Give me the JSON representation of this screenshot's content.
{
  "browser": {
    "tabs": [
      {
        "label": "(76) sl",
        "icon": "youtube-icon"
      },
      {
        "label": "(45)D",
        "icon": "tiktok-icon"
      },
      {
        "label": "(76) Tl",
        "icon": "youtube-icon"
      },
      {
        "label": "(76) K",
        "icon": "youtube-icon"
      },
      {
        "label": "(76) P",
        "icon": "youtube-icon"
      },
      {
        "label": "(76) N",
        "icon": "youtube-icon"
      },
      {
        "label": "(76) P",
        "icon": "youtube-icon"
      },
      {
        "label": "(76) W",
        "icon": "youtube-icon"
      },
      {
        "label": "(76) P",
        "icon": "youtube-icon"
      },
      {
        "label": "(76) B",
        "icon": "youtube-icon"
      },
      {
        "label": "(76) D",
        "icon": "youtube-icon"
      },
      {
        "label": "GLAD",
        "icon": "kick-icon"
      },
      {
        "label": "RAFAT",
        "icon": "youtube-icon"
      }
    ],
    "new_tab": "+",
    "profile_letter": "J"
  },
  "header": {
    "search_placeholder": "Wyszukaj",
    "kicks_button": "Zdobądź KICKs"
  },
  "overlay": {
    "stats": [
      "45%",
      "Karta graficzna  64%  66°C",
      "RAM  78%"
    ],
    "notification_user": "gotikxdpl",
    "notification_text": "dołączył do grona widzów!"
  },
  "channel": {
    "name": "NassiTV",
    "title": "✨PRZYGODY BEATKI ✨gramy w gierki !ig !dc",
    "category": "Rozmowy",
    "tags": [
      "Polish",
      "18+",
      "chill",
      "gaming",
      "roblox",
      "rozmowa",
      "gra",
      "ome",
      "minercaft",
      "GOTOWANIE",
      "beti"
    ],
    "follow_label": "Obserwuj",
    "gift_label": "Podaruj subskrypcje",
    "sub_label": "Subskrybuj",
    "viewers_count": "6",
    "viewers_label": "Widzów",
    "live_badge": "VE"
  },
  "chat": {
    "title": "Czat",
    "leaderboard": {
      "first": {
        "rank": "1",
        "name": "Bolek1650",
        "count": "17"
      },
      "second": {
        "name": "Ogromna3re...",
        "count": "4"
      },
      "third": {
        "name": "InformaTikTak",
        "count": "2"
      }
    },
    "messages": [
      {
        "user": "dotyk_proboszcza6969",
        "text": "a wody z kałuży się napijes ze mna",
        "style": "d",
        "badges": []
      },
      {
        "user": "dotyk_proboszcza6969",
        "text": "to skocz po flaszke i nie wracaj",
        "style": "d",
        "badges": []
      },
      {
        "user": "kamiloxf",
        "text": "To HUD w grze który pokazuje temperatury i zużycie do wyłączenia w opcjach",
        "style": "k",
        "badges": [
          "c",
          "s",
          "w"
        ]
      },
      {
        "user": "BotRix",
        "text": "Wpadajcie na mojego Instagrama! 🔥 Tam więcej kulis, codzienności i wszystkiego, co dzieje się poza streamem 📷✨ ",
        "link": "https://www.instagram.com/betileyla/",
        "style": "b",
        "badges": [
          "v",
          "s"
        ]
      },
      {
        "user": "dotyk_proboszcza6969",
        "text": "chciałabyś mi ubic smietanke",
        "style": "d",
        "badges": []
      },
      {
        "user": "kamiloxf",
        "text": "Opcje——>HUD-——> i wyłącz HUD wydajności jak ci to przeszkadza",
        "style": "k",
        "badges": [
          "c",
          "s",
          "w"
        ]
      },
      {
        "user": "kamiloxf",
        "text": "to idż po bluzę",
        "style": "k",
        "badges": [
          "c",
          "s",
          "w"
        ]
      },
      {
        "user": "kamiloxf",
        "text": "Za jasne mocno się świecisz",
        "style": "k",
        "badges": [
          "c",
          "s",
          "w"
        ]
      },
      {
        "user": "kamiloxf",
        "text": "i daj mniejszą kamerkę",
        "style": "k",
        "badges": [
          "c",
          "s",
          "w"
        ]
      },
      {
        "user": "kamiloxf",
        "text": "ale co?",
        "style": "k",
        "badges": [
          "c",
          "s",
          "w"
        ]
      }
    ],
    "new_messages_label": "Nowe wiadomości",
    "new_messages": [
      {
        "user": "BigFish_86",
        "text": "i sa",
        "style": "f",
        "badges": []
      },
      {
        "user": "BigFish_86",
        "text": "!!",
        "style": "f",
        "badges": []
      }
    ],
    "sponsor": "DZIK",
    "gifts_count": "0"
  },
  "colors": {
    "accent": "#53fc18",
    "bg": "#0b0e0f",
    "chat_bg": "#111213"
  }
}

▶ **Instructions for the task**:
Show all lines from the records above where the word "name" occurs.

▶ **Solution below**:
    "name": "NassiTV",
        "name": "Bolek1650",
        "name": "Ogromna3re...",
        "name": "InformaTikTak",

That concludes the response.